==== TEXTE DU DOCUMENT ====

La Slovaquie est le second pays le plus corrompu en Europe selon l’indice du Word Economic Forum. Le classement a été établi à partir de trois questions fondamentales : À quel point le détournement de fonds publics envers des compagnies, des personnes ou des groupes est-il monnaie courante dans votre pays ? Comment sont évalués les standards éthiques des politiques de votre pays ? Les entreprises ont-elles fréquemment recours au versement de primes, de paiements non déclarés ou aux pots-de-vin ? Le cas de Zuzana Hlávková peut paraître insignifiant par rapport aux phénomènes éclatants comme les Paradise Papers, mais il montre que la corruption se trouve à tous les niveaux et qu’il est crucial de la dénoncer. Même en ne se considérant que comme un citoyen lambda.

Nous sommes à Leipzig, en Allemagne, et Zuzana vient de parler de son expérience lors d'une conférence organisée par le Centre Européen pour la Liberté de la Presse et des Médias qui est aussi une école de journalisme. Depuis qu’elle est devenue une lanceuse d’alerte l’année dernière, à 26 ans, elle fait le tour de l’Europe. « Notamment pour rencontrer des personnes qui sont elles aussi témoins de corruption, mais dans d’autres pays », ajoute-t-elle. Elle prend une grande inspiration et réajuste ses cheveux châtains. « On boit un thé ? L’histoire est un peu longue... » Zuzana a commencé à travailler pour le ministère des Affaires étrangères, en juillet 2015 en tant qu’experte en évènements culturels au secrétariat pour la présidence slovaque du Conseil européen.

La Slovaquie est devenue membre de l’Union européenne le 1er mai 2004, après quatre ans de négociations pour son adhésion, et n’a adopté l’euro qu’en 2009. Avec la Slovénie, l’Estonie, la Lettonie et la Lituanie, ils sont alors les seuls pays de l’ancien bloc communiste à faire partie de l'eurozone. La Slovaquie est désormais une République démocratique avec un système parlementaire et les dernières élections présidentielles ont eu lieu en 2014. Andrej Kiska est un président européiste, qui pendant la campagne électorale, a beaucoup joué la carte de l’importance du rôle de Slovaquie dans l’UE. C’est d’ailleurs lui qui a gouverné pendant le semestre de la présidence slovaque européenne.

 « Avec un diplôme de conception culturelle à l’Université de St. Andrews en Écosse, je voulais rentrer chez moi après tant d’années passées à l’étranger en Angleterre, au Mexique, en Espagne, à Chypre, et à contribuer à améliorer l’image de mon pays. Je ne pouvais donc pas rêver mieux que de participer à la préparation de la présidence européenne », explique la jeune femme. Ses activités de promotion ou du lancement du logo de la présidence européenne constituaient certaines de ses principales missions. « Pendant les premiers mois, l’atmosphère était très stimulante. On était environ 10 personnes et on se voyait régulièrement, on parlait sans langue de bois. » Mais tout change brutalement avec l'arrivée d'un nouveau conseiller en communication.

==== INFORMATIONS EXTRAITES ====

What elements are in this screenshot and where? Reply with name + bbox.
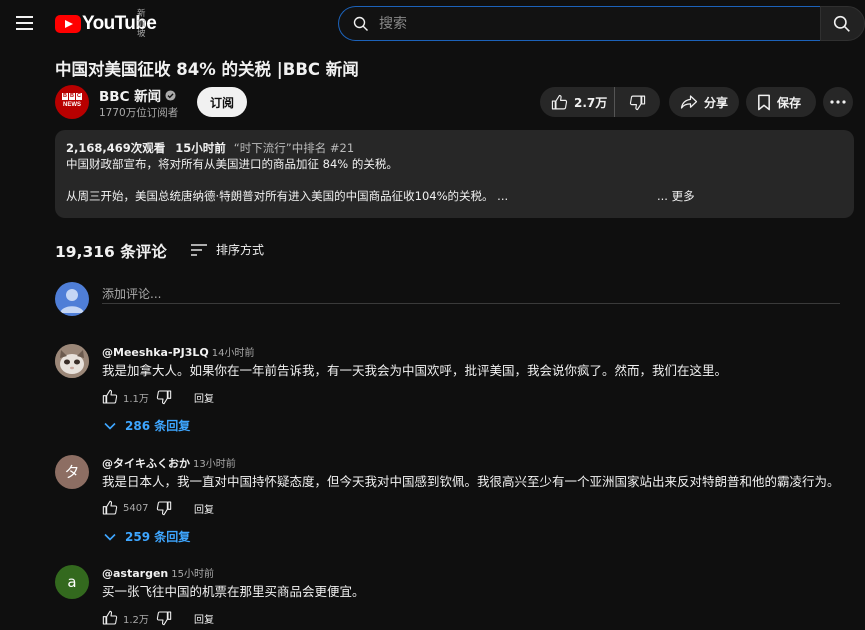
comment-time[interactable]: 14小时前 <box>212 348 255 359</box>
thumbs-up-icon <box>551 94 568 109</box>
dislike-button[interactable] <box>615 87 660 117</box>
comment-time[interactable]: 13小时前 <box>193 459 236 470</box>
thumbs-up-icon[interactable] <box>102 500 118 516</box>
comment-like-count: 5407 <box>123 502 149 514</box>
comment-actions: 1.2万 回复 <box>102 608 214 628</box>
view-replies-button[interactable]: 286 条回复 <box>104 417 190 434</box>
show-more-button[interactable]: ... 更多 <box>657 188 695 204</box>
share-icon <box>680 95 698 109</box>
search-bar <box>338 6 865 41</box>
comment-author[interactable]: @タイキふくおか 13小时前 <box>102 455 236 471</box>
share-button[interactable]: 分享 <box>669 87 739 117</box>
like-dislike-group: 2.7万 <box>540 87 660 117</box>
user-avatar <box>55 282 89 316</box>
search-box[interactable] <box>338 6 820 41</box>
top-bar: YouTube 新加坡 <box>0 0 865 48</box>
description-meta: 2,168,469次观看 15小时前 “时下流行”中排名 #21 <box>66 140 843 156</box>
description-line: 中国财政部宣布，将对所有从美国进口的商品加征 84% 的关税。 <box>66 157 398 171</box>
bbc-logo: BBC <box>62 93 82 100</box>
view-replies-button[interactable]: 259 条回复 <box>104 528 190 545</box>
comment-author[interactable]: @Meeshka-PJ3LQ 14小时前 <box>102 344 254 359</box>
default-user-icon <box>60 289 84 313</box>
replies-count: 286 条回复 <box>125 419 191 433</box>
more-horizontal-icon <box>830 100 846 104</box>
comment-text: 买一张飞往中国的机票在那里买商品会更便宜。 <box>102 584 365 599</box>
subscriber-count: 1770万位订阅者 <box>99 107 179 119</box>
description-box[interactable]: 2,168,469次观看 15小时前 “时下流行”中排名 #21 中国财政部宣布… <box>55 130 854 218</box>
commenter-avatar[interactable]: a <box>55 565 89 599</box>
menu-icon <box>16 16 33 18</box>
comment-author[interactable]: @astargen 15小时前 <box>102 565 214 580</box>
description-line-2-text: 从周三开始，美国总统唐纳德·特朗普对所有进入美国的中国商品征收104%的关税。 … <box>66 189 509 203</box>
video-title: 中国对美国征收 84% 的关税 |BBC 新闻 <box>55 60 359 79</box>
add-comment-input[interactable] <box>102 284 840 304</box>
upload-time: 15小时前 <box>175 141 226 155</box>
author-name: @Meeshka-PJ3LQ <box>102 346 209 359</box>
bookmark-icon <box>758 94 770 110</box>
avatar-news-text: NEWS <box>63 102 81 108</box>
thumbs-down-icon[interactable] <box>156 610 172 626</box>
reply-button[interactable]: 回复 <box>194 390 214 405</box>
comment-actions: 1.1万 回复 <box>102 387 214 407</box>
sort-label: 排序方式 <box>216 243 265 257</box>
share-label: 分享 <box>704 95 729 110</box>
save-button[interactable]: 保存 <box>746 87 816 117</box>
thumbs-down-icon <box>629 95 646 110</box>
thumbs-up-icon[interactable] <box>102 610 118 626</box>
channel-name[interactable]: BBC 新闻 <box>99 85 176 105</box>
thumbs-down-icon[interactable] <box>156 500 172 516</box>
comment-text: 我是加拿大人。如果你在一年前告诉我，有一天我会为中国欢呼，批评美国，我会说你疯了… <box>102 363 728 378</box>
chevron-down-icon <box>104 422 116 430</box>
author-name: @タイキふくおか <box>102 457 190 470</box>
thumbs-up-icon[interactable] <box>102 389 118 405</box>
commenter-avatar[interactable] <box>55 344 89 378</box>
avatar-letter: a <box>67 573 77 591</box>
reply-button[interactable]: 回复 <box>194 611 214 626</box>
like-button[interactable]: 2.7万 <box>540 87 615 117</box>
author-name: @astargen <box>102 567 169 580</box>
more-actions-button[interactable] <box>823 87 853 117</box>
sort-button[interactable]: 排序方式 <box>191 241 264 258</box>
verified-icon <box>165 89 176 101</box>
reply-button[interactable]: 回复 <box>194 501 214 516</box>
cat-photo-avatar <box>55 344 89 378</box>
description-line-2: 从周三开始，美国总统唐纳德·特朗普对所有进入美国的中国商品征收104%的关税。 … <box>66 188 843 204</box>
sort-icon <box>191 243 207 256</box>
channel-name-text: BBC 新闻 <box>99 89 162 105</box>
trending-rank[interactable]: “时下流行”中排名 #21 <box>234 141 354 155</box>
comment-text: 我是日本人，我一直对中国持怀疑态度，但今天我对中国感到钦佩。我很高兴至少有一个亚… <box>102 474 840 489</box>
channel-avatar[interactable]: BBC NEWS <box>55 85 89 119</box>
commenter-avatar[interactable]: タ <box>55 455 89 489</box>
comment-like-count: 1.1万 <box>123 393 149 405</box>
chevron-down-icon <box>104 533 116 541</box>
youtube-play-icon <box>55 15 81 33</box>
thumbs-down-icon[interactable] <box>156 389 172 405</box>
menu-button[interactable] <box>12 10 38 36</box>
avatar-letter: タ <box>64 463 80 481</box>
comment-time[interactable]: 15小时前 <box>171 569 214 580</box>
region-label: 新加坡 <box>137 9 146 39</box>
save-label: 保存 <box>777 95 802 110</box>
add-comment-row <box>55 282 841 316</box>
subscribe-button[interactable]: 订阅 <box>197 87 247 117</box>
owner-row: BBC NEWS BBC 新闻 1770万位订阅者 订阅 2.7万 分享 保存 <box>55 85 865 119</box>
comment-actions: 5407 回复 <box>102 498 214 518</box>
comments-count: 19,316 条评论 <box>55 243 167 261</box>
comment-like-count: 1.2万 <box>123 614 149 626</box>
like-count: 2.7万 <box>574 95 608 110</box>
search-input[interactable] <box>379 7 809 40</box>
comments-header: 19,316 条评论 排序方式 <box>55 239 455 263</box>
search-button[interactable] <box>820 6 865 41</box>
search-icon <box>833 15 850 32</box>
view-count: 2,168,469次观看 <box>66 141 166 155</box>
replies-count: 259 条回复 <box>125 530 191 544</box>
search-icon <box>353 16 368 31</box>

====

◆ CONSIGNE A
Indiquez si chacune des affirmations suivantes concorde avec le texte sur la corruption en Slovaquie : (i) la Slovaquie a adopté l’euro en 2009 ; (ii) Zuzana est devenue lanceuse d’alerte à 30 ans ; (iii) Zuzana est diplômée de l’Université de St. Andrews en Écosse. Pour chacune, répondez par oui ou par non et citez à l’identique les mots décisifs du texte.
◆ CONSIGNE B
Reproduisez à l’identique les lignes des rangées, de la ligne qui contient « comment-time[interactable]: 14小时前 <box>212 » jusqu’à celle qui contient « 189 509 203</box> », toutes deux comprises.

◆ RÉSULTAT FINAL A
(i) Oui : « n’a adopté l’euro qu’en 2009 ».
(ii) Non : « Depuis qu’elle est devenue une lanceuse d’alerte l’année dernière, à 26 ans ».
(iii) Oui : « Avec un diplôme de conception culturelle à l’Université de St. Andrews en Écosse ».

◆ RÉSULTAT FINAL B
comment-time[interactable]: 14小时前 <box>212 348 255 359</box>
thumbs-up-icon <box>551 94 568 109</box>
dislike-button[interactable] <box>615 87 660 117</box>
comment-time[interactable]: 13小时前 <box>193 459 236 470</box>
thumbs-up-icon[interactable] <box>102 500 118 516</box>
comment-like-count: 5407 <box>123 502 149 514</box>
comment-actions: 1.2万 回复 <box>102 608 214 628</box>
view-replies-button[interactable]: 286 条回复 <box>104 417 190 434</box>
show-more-button[interactable]: ... 更多 <box>657 188 695 204</box>
share-icon <box>680 95 698 109</box>
search-bar <box>338 6 865 41</box>
comment-author[interactable]: @タイキふくおか 13小时前 <box>102 455 236 471</box>
share-button[interactable]: 分享 <box>669 87 739 117</box>
like-dislike-group: 2.7万 <box>540 87 660 117</box>
user-avatar <box>55 282 89 316</box>
search-box[interactable] <box>338 6 820 41</box>
top-bar: YouTube 新加坡 <box>0 0 865 48</box>
description-meta: 2,168,469次观看 15小时前 “时下流行”中排名 #21 <box>66 140 843 156</box>
description-line: 中国财政部宣布，将对所有从美国进口的商品加征 84% 的关税。 <box>66 157 398 171</box>
bbc-logo: BBC <box>62 93 82 100</box>
view-replies-button[interactable]: 259 条回复 <box>104 528 190 545</box>
comment-author[interactable]: @Meeshka-PJ3LQ 14小时前 <box>102 344 254 359</box>
default-user-icon <box>60 289 84 313</box>
replies-count: 286 条回复 <box>125 419 191 433</box>
more-horizontal-icon <box>830 100 846 104</box>
comment-text: 买一张飞往中国的机票在那里买商品会更便宜。 <box>102 584 365 599</box>
subscriber-count: 1770万位订阅者 <box>99 107 179 119</box>
description-box[interactable]: 2,168,469次观看 15小时前 “时下流行”中排名 #21 中国财政部宣布… <box>55 130 854 218</box>
commenter-avatar[interactable]: a <box>55 565 89 599</box>
menu-icon <box>16 16 33 18</box>
comment-author[interactable]: @astargen 15小时前 <box>102 565 214 580</box>
description-line-2-text: 从周三开始，美国总统唐纳德·特朗普对所有进入美国的中国商品征收104%的关税。 … <box>66 189 509 203</box>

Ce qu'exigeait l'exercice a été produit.